→ Aim of the exercise: For each line that holds "persona", copy the line out.

── Material supplied

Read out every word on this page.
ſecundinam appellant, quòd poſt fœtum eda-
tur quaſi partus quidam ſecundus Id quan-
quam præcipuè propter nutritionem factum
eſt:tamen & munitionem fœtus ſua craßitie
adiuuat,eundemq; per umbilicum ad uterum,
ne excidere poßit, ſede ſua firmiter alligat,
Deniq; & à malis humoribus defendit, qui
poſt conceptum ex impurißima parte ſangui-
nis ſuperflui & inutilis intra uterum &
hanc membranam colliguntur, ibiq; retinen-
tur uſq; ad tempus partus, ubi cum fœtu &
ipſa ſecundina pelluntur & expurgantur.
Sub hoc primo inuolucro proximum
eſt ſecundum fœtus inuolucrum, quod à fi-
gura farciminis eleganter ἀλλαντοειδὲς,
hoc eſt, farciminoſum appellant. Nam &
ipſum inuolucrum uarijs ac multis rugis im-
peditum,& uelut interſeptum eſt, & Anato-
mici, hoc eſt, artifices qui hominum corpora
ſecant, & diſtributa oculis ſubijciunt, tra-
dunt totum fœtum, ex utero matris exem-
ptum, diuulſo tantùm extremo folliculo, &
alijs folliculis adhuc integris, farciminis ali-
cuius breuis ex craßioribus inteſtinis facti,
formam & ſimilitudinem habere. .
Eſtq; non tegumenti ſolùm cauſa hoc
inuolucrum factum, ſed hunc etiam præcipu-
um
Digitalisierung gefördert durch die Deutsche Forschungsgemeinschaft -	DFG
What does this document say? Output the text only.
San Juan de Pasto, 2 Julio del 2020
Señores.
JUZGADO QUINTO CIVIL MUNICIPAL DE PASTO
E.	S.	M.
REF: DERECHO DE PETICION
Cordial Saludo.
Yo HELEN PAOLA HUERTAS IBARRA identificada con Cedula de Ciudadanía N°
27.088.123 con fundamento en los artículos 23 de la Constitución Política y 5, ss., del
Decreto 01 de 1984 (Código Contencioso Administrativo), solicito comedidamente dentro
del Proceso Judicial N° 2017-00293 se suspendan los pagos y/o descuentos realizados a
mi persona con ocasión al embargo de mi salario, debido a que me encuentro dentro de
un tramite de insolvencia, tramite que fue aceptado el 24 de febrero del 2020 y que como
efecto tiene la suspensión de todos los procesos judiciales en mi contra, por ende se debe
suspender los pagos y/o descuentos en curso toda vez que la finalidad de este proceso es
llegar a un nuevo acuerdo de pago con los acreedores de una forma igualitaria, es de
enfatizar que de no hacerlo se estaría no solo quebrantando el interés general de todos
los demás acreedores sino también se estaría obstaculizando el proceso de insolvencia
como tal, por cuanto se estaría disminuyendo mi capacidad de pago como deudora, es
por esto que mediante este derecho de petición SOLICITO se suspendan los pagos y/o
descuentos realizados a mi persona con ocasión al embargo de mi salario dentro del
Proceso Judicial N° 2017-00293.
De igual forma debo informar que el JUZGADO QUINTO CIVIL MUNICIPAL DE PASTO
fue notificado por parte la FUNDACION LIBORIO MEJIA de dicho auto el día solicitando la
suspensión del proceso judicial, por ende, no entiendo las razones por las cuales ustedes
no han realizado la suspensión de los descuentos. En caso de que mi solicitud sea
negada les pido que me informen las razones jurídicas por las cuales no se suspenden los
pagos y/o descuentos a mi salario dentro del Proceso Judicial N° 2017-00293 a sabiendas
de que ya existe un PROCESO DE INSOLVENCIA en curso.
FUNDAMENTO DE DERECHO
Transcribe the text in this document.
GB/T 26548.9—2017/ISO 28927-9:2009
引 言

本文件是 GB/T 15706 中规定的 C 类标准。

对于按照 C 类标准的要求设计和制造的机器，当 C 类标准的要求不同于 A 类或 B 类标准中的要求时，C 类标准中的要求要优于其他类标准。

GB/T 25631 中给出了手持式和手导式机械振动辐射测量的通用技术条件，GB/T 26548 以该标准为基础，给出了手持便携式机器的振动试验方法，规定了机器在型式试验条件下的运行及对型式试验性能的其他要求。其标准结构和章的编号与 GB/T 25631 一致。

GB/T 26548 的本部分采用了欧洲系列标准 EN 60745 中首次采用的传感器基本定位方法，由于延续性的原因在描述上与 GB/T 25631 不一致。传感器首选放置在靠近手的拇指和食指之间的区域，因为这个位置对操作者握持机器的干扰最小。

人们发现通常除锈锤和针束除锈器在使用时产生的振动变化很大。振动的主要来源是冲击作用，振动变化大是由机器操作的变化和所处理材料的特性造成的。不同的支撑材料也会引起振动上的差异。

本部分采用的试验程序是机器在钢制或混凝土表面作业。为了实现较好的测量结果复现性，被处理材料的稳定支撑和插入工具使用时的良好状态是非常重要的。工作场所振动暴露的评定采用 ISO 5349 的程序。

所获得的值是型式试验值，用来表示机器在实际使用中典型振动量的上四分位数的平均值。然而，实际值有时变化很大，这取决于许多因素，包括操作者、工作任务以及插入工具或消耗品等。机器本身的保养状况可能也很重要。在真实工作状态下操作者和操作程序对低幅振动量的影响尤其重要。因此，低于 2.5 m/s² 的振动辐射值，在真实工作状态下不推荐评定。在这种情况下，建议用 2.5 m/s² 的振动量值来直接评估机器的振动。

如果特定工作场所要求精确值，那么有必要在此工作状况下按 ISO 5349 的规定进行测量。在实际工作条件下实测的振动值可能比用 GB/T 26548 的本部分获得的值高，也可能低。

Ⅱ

────

→ Exercise response:
mi persona con ocasión al embargo de mi salario, debido a que me encuentro dentro de
descuentos realizados a mi persona con ocasión al embargo de mi salario dentro del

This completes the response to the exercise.